— Extracted material —
★ ★ ★ ★ ★ ★ ★

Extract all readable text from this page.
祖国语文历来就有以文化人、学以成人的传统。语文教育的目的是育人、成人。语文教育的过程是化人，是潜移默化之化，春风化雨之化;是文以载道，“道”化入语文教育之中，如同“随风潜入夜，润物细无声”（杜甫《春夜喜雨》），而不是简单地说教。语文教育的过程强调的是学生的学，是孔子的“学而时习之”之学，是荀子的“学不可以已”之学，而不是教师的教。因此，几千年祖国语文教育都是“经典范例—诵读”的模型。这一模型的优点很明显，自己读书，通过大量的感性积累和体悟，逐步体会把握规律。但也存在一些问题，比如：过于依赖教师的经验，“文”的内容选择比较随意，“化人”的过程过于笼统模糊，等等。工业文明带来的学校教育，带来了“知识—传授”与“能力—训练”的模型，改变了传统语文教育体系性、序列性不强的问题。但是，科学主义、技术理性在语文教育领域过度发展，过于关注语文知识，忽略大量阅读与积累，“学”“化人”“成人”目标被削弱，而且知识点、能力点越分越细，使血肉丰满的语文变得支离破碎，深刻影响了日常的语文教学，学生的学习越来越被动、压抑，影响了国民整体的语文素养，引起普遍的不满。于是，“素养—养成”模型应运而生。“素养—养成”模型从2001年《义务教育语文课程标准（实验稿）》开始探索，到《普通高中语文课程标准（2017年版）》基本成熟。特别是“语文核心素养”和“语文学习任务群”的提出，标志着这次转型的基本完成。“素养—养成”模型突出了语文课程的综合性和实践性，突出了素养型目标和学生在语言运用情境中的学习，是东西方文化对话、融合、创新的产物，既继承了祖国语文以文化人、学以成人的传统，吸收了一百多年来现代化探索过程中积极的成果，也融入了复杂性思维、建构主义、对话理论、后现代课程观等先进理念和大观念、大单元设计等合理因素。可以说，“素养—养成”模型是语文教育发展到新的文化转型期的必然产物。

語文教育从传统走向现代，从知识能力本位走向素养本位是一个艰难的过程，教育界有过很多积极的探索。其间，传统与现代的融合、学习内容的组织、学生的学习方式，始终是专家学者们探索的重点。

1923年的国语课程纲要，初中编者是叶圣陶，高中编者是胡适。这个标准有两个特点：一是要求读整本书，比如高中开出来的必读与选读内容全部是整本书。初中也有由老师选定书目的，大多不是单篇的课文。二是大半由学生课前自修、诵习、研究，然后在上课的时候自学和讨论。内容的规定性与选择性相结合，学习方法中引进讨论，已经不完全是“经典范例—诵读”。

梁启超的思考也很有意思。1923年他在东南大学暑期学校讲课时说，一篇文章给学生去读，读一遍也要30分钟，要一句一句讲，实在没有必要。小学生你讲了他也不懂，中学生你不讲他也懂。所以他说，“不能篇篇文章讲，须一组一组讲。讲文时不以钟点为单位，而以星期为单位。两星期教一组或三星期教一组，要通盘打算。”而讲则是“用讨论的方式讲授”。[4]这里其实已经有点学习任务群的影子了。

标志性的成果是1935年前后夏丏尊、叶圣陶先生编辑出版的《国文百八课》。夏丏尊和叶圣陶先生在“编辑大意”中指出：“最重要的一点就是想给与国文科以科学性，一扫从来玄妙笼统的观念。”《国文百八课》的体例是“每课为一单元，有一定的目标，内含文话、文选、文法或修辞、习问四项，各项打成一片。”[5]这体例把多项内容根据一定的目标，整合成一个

★ ★ ★ ★ ★ ★ ★

— Exercise prompt —
Quote all of the entries verbatim.

— Final answer —
Extract all readable text from this page.
祖国语文历来就有以文化人、学以成人的传统。语文教育的目的是育人、成人。语文教育的过程是化人，是潜移默化之化，春风化雨之化;是文以载道，“道”化入语文教育之中，如同“随风潜入夜，润物细无声”（杜甫《春夜喜雨》），而不是简单地说教。语文教育的过程强调的是学生的学，是孔子的“学而时习之”之学，是荀子的“学不可以已”之学，而不是教师的教。因此，几千年祖国语文教育都是“经典范例—诵读”的模型。这一模型的优点很明显，自己读书，通过大量的感性积累和体悟，逐步体会把握规律。但也存在一些问题，比如：过于依赖教师的经验，“文”的内容选择比较随意，“化人”的过程过于笼统模糊，等等。工业文明带来的学校教育，带来了“知识—传授”与“能力—训练”的模型，改变了传统语文教育体系性、序列性不强的问题。但是，科学主义、技术理性在语文教育领域过度发展，过于关注语文知识，忽略大量阅读与积累，“学”“化人”“成人”目标被削弱，而且知识点、能力点越分越细，使血肉丰满的语文变得支离破碎，深刻影响了日常的语文教学，学生的学习越来越被动、压抑，影响了国民整体的语文素养，引起普遍的不满。于是，“素养—养成”模型应运而生。“素养—养成”模型从2001年《义务教育语文课程标准（实验稿）》开始探索，到《普通高中语文课程标准（2017年版）》基本成熟。特别是“语文核心素养”和“语文学习任务群”的提出，标志着这次转型的基本完成。“素养—养成”模型突出了语文课程的综合性和实践性，突出了素养型目标和学生在语言运用情境中的学习，是东西方文化对话、融合、创新的产物，既继承了祖国语文以文化人、学以成人的传统，吸收了一百多年来现代化探索过程中积极的成果，也融入了复杂性思维、建构主义、对话理论、后现代课程观等先进理念和大观念、大单元设计等合理因素。可以说，“素养—养成”模型是语文教育发展到新的文化转型期的必然产物。

語文教育从传统走向现代，从知识能力本位走向素养本位是一个艰难的过程，教育界有过很多积极的探索。其间，传统与现代的融合、学习内容的组织、学生的学习方式，始终是专家学者们探索的重点。

1923年的国语课程纲要，初中编者是叶圣陶，高中编者是胡适。这个标准有两个特点：一是要求读整本书，比如高中开出来的必读与选读内容全部是整本书。初中也有由老师选定书目的，大多不是单篇的课文。二是大半由学生课前自修、诵习、研究，然后在上课的时候自学和讨论。内容的规定性与选择性相结合，学习方法中引进讨论，已经不完全是“经典范例—诵读”。

梁启超的思考也很有意思。1923年他在东南大学暑期学校讲课时说，一篇文章给学生去读，读一遍也要30分钟，要一句一句讲，实在没有必要。小学生你讲了他也不懂，中学生你不讲他也懂。所以他说，“不能篇篇文章讲，须一组一组讲。讲文时不以钟点为单位，而以星期为单位。两星期教一组或三星期教一组，要通盘打算。”而讲则是“用讨论的方式讲授”。[4]这里其实已经有点学习任务群的影子了。

标志性的成果是1935年前后夏丏尊、叶圣陶先生编辑出版的《国文百八课》。夏丏尊和叶圣陶先生在“编辑大意”中指出：“最重要的一点就是想给与国文科以科学性，一扫从来玄妙笼统的观念。”《国文百八课》的体例是“每课为一单元，有一定的目标，内含文话、文选、文法或修辞、习问四项，各项打成一片。”[5]这体例把多项内容根据一定的目标，整合成一个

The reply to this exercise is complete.